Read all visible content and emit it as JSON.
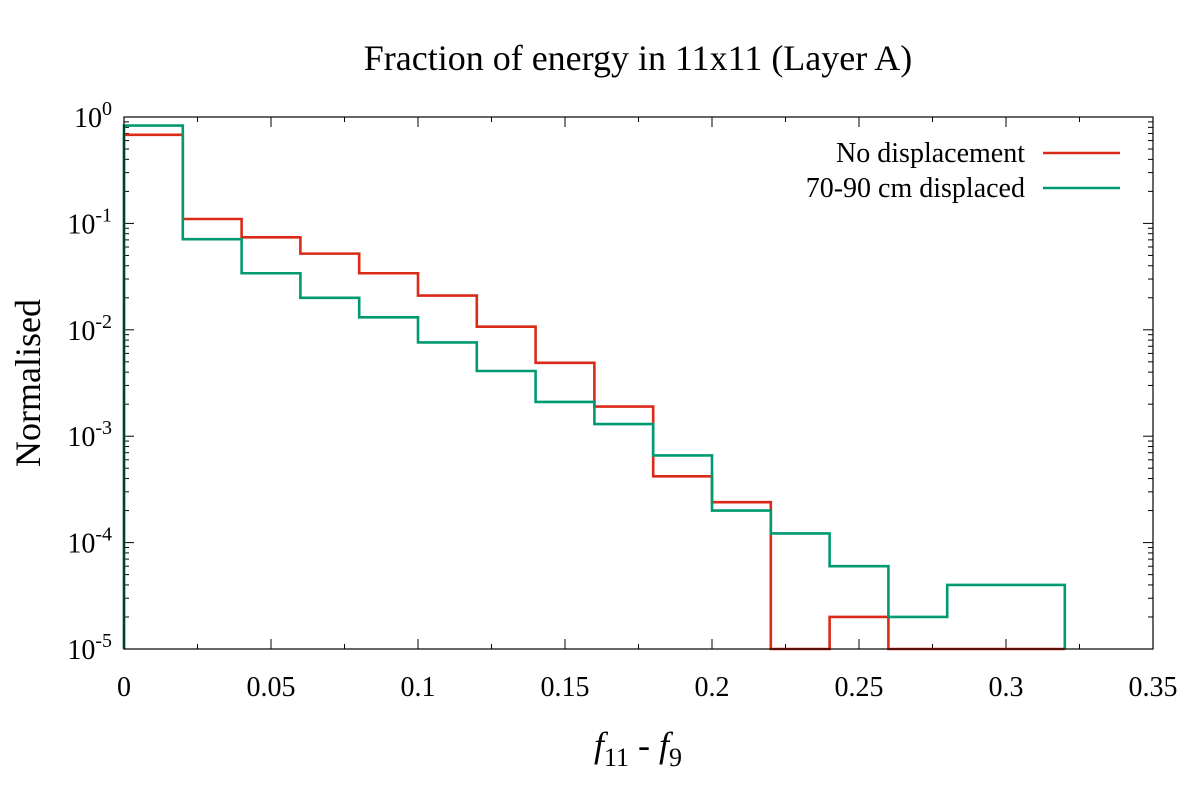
{
  "chart_data": {
    "type": "histogram",
    "title": "Fraction of energy in 11x11 (Layer A)",
    "xlabel": "f11 - f9",
    "xlabel_parts": {
      "f": "f",
      "sub_a": "11",
      "minus": " - ",
      "sub_b": "9"
    },
    "ylabel": "Normalised",
    "xscale": "linear",
    "yscale": "log",
    "xlim": [
      0,
      0.35
    ],
    "ylim": [
      1e-05,
      1
    ],
    "x_ticks": [
      "0",
      "0.05",
      "0.1",
      "0.15",
      "0.2",
      "0.25",
      "0.3",
      "0.35"
    ],
    "x_tick_values": [
      0,
      0.05,
      0.1,
      0.15,
      0.2,
      0.25,
      0.3,
      0.35
    ],
    "y_ticks": [
      {
        "base": "10",
        "exp": "0",
        "value": 1
      },
      {
        "base": "10",
        "exp": "-1",
        "value": 0.1
      },
      {
        "base": "10",
        "exp": "-2",
        "value": 0.01
      },
      {
        "base": "10",
        "exp": "-3",
        "value": 0.001
      },
      {
        "base": "10",
        "exp": "-4",
        "value": 0.0001
      },
      {
        "base": "10",
        "exp": "-5",
        "value": 1e-05
      }
    ],
    "bin_edges": [
      0,
      0.02,
      0.04,
      0.06,
      0.08,
      0.1,
      0.12,
      0.14,
      0.16,
      0.18,
      0.2,
      0.22,
      0.24,
      0.26,
      0.28,
      0.3,
      0.32
    ],
    "legend_position": "top-right",
    "series": [
      {
        "name": "No displacement",
        "color": "#dc2a18",
        "values": [
          0.68,
          0.11,
          0.074,
          0.052,
          0.034,
          0.021,
          0.0107,
          0.0049,
          0.0019,
          0.00042,
          0.00024,
          1e-05,
          2e-05,
          0,
          0,
          0
        ]
      },
      {
        "name": "70-90 cm displaced",
        "color": "#009a72",
        "values": [
          0.83,
          0.071,
          0.034,
          0.02,
          0.0131,
          0.0076,
          0.0041,
          0.0021,
          0.0013,
          0.00066,
          0.0002,
          0.000122,
          6e-05,
          2e-05,
          4e-05,
          4e-05
        ]
      }
    ]
  }
}
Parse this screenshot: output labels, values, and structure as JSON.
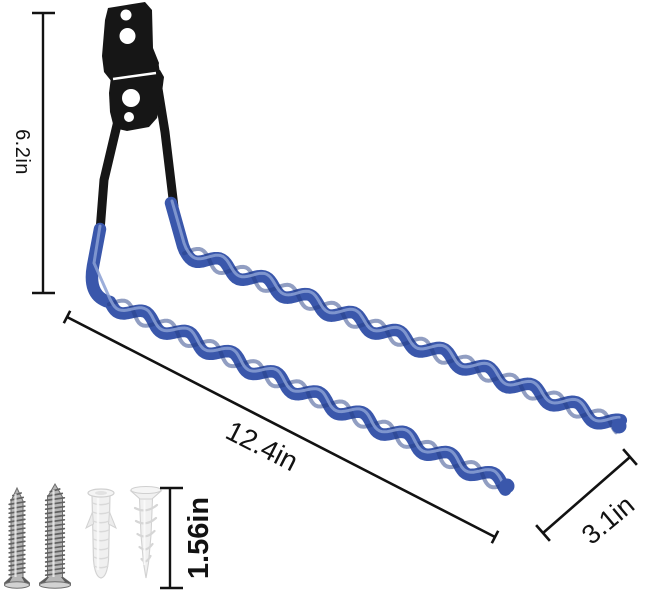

• [The exercise]
Write out all the entries word for word, but skip any images.

• [Task answer]
Read all visible content and emit it as JSON.
{
  "chart_data": {
    "type": "histogram",
    "title": "Fraction of energy in 11x11 (Layer A)",
    "xlabel": "f11 - f9",
    "xlabel_parts": {
      "f": "f",
      "sub_a": "11",
      "minus": " - ",
      "sub_b": "9"
    },
    "ylabel": "Normalised",
    "xscale": "linear",
    "yscale": "log",
    "xlim": [
      0,
      0.35
    ],
    "ylim": [
      1e-05,
      1
    ],
    "x_ticks": [
      "0",
      "0.05",
      "0.1",
      "0.15",
      "0.2",
      "0.25",
      "0.3",
      "0.35"
    ],
    "x_tick_values": [
      0,
      0.05,
      0.1,
      0.15,
      0.2,
      0.25,
      0.3,
      0.35
    ],
    "y_ticks": [
      {
        "base": "10",
        "exp": "0",
        "value": 1
      },
      {
        "base": "10",
        "exp": "-1",
        "value": 0.1
      },
      {
        "base": "10",
        "exp": "-2",
        "value": 0.01
      },
      {
        "base": "10",
        "exp": "-3",
        "value": 0.001
      },
      {
        "base": "10",
        "exp": "-4",
        "value": 0.0001
      },
      {
        "base": "10",
        "exp": "-5",
        "value": 1e-05
      }
    ],
    "bin_edges": [
      0,
      0.02,
      0.04,
      0.06,
      0.08,
      0.1,
      0.12,
      0.14,
      0.16,
      0.18,
      0.2,
      0.22,
      0.24,
      0.26,
      0.28,
      0.3,
      0.32
    ],
    "legend_position": "top-right",
    "series": [
      {
        "name": "No displacement",
        "color": "#dc2a18",
        "values": [
          0.68,
          0.11,
          0.074,
          0.052,
          0.034,
          0.021,
          0.0107,
          0.0049,
          0.0019,
          0.00042,
          0.00024,
          1e-05,
          2e-05,
          0,
          0,
          0
        ]
      },
      {
        "name": "70-90 cm displaced",
        "color": "#009a72",
        "values": [
          0.83,
          0.071,
          0.034,
          0.02,
          0.0131,
          0.0076,
          0.0041,
          0.0021,
          0.0013,
          0.00066,
          0.0002,
          0.000122,
          6e-05,
          2e-05,
          4e-05,
          4e-05
        ]
      }
    ]
  }
}
Parse this screenshot: output labels, values, and structure as JSON.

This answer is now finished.